Print the records below word for word, but leave out the pictures.
——
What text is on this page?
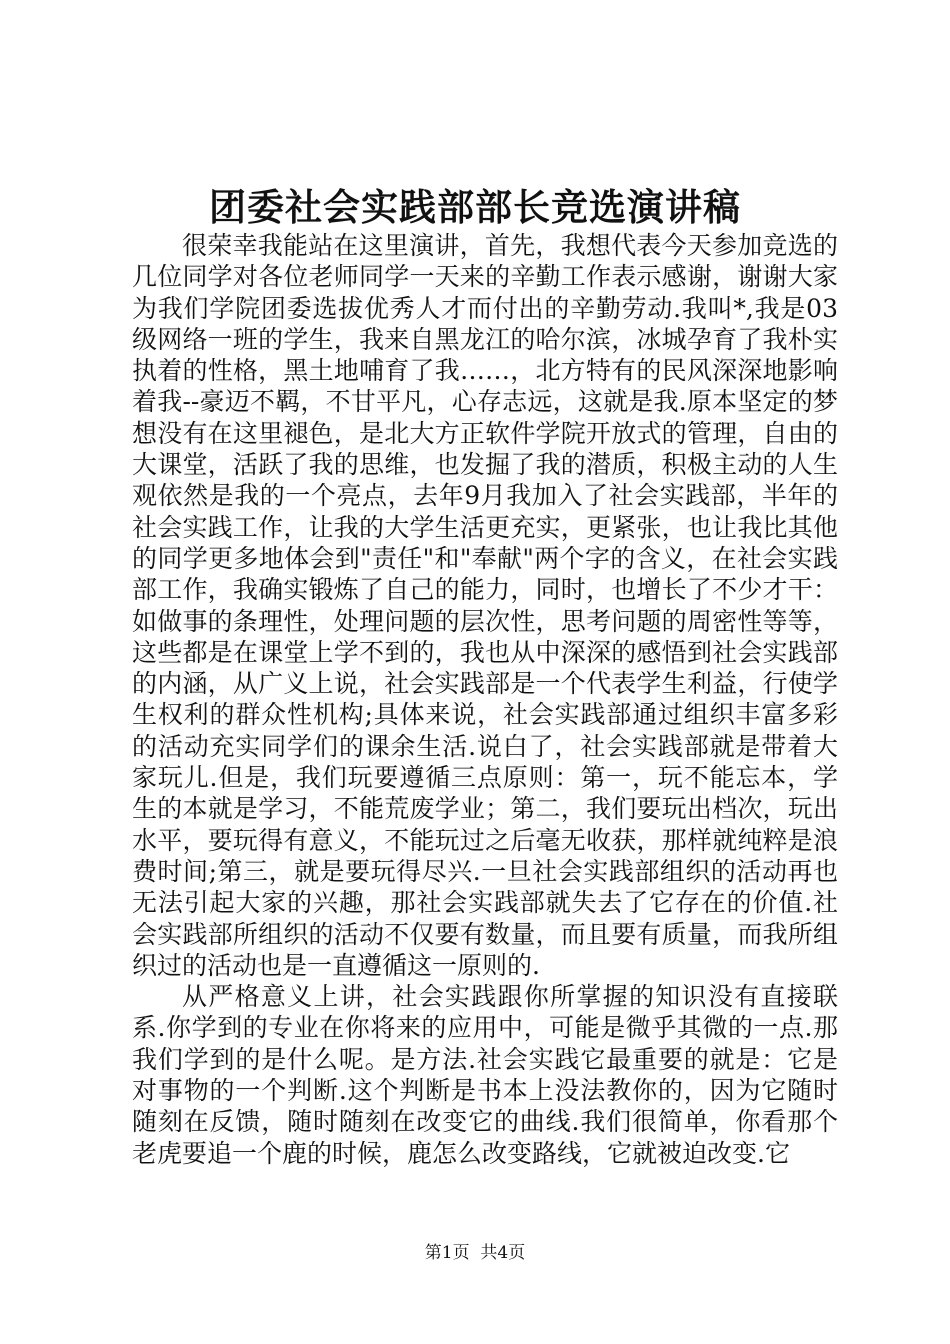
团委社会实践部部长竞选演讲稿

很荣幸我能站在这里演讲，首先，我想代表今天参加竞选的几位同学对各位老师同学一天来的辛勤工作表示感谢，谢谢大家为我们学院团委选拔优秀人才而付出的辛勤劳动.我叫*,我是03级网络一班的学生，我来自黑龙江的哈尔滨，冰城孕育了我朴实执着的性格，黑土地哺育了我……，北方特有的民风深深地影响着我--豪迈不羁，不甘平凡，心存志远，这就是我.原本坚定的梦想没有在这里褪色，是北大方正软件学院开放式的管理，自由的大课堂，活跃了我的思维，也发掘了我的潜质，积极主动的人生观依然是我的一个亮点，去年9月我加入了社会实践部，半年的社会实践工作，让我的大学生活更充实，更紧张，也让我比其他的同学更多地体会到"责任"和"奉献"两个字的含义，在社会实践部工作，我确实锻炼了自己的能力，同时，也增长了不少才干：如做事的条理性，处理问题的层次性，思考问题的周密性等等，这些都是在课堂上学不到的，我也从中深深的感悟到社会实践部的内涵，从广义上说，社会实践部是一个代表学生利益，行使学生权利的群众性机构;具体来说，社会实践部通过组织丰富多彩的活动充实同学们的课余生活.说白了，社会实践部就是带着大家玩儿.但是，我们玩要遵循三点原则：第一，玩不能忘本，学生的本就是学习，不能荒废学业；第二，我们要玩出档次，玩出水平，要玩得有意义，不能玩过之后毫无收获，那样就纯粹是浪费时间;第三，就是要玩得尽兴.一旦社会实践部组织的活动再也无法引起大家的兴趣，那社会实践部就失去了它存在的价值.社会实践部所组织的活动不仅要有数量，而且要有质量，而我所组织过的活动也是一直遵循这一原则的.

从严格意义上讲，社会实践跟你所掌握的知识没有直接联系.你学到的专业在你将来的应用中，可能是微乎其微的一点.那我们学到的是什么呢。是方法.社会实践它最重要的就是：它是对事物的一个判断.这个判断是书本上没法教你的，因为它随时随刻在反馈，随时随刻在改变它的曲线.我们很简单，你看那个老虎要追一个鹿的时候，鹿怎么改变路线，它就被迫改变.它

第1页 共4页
——
| Response to this task |
What text is on this page?
团委社会实践部部长竞选演讲稿

很荣幸我能站在这里演讲，首先，我想代表今天参加竞选的几位同学对各位老师同学一天来的辛勤工作表示感谢，谢谢大家为我们学院团委选拔优秀人才而付出的辛勤劳动.我叫*,我是03级网络一班的学生，我来自黑龙江的哈尔滨，冰城孕育了我朴实执着的性格，黑土地哺育了我……，北方特有的民风深深地影响着我--豪迈不羁，不甘平凡，心存志远，这就是我.原本坚定的梦想没有在这里褪色，是北大方正软件学院开放式的管理，自由的大课堂，活跃了我的思维，也发掘了我的潜质，积极主动的人生观依然是我的一个亮点，去年9月我加入了社会实践部，半年的社会实践工作，让我的大学生活更充实，更紧张，也让我比其他的同学更多地体会到"责任"和"奉献"两个字的含义，在社会实践部工作，我确实锻炼了自己的能力，同时，也增长了不少才干：如做事的条理性，处理问题的层次性，思考问题的周密性等等，这些都是在课堂上学不到的，我也从中深深的感悟到社会实践部的内涵，从广义上说，社会实践部是一个代表学生利益，行使学生权利的群众性机构;具体来说，社会实践部通过组织丰富多彩的活动充实同学们的课余生活.说白了，社会实践部就是带着大家玩儿.但是，我们玩要遵循三点原则：第一，玩不能忘本，学生的本就是学习，不能荒废学业；第二，我们要玩出档次，玩出水平，要玩得有意义，不能玩过之后毫无收获，那样就纯粹是浪费时间;第三，就是要玩得尽兴.一旦社会实践部组织的活动再也无法引起大家的兴趣，那社会实践部就失去了它存在的价值.社会实践部所组织的活动不仅要有数量，而且要有质量，而我所组织过的活动也是一直遵循这一原则的.

从严格意义上讲，社会实践跟你所掌握的知识没有直接联系.你学到的专业在你将来的应用中，可能是微乎其微的一点.那我们学到的是什么呢。是方法.社会实践它最重要的就是：它是对事物的一个判断.这个判断是书本上没法教你的，因为它随时随刻在反馈，随时随刻在改变它的曲线.我们很简单，你看那个老虎要追一个鹿的时候，鹿怎么改变路线，它就被迫改变.它

第1页 共4页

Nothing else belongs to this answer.